>> start MATERIAL PROVIDED

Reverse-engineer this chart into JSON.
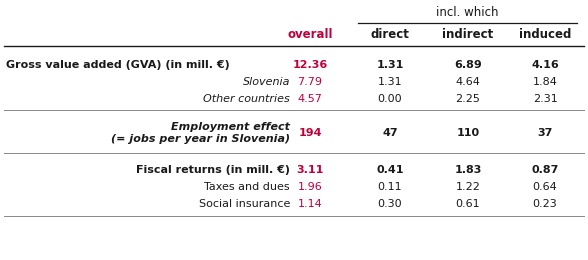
{
  "title_header": "incl. which",
  "col_headers": [
    "overall",
    "direct",
    "indirect",
    "induced"
  ],
  "col_header_colors": [
    "#C0003C",
    "#1a1a1a",
    "#1a1a1a",
    "#1a1a1a"
  ],
  "rows": [
    {
      "label": "Gross value added (GVA) (in mill. €)",
      "label_style": "bold",
      "label_align": "left",
      "values": [
        "12.36",
        "1.31",
        "6.89",
        "4.16"
      ],
      "overall_red": true,
      "bold": true
    },
    {
      "label": "Slovenia",
      "label_style": "italic",
      "label_align": "right",
      "values": [
        "7.79",
        "1.31",
        "4.64",
        "1.84"
      ],
      "overall_red": true,
      "bold": false
    },
    {
      "label": "Other countries",
      "label_style": "italic",
      "label_align": "right",
      "values": [
        "4.57",
        "0.00",
        "2.25",
        "2.31"
      ],
      "overall_red": true,
      "bold": false
    },
    {
      "label": "Employment effect\n(= jobs per year in Slovenia)",
      "label_style": "bold_italic",
      "label_align": "right",
      "values": [
        "194",
        "47",
        "110",
        "37"
      ],
      "overall_red": true,
      "bold": true
    },
    {
      "label": "Fiscal returns (in mill. €)",
      "label_style": "bold",
      "label_align": "right",
      "values": [
        "3.11",
        "0.41",
        "1.83",
        "0.87"
      ],
      "overall_red": true,
      "bold": true
    },
    {
      "label": "Taxes and dues",
      "label_style": "normal",
      "label_align": "right",
      "values": [
        "1.96",
        "0.11",
        "1.22",
        "0.64"
      ],
      "overall_red": true,
      "bold": false
    },
    {
      "label": "Social insurance",
      "label_style": "normal",
      "label_align": "right",
      "values": [
        "1.14",
        "0.30",
        "0.61",
        "0.23"
      ],
      "overall_red": true,
      "bold": false
    }
  ],
  "red_color": "#C0003C",
  "black_color": "#1a1a1a",
  "line_color": "#888888",
  "bg_color": "#ffffff",
  "figsize": [
    5.88,
    2.6
  ],
  "dpi": 100
}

>> end MATERIAL PROVIDED

Output all of the data exactly as it stands, minus any images.

Reverse-engineer this chart into JSON.
{
  "title_header": "incl. which",
  "col_headers": [
    "overall",
    "direct",
    "indirect",
    "induced"
  ],
  "col_header_colors": [
    "#C0003C",
    "#1a1a1a",
    "#1a1a1a",
    "#1a1a1a"
  ],
  "rows": [
    {
      "label": "Gross value added (GVA) (in mill. €)",
      "label_style": "bold",
      "label_align": "left",
      "values": [
        "12.36",
        "1.31",
        "6.89",
        "4.16"
      ],
      "overall_red": true,
      "bold": true
    },
    {
      "label": "Slovenia",
      "label_style": "italic",
      "label_align": "right",
      "values": [
        "7.79",
        "1.31",
        "4.64",
        "1.84"
      ],
      "overall_red": true,
      "bold": false
    },
    {
      "label": "Other countries",
      "label_style": "italic",
      "label_align": "right",
      "values": [
        "4.57",
        "0.00",
        "2.25",
        "2.31"
      ],
      "overall_red": true,
      "bold": false
    },
    {
      "label": "Employment effect\n(= jobs per year in Slovenia)",
      "label_style": "bold_italic",
      "label_align": "right",
      "values": [
        "194",
        "47",
        "110",
        "37"
      ],
      "overall_red": true,
      "bold": true
    },
    {
      "label": "Fiscal returns (in mill. €)",
      "label_style": "bold",
      "label_align": "right",
      "values": [
        "3.11",
        "0.41",
        "1.83",
        "0.87"
      ],
      "overall_red": true,
      "bold": true
    },
    {
      "label": "Taxes and dues",
      "label_style": "normal",
      "label_align": "right",
      "values": [
        "1.96",
        "0.11",
        "1.22",
        "0.64"
      ],
      "overall_red": true,
      "bold": false
    },
    {
      "label": "Social insurance",
      "label_style": "normal",
      "label_align": "right",
      "values": [
        "1.14",
        "0.30",
        "0.61",
        "0.23"
      ],
      "overall_red": true,
      "bold": false
    }
  ],
  "red_color": "#C0003C",
  "black_color": "#1a1a1a",
  "line_color": "#888888",
  "bg_color": "#ffffff",
  "figsize": [
    5.88,
    2.6
  ],
  "dpi": 100
}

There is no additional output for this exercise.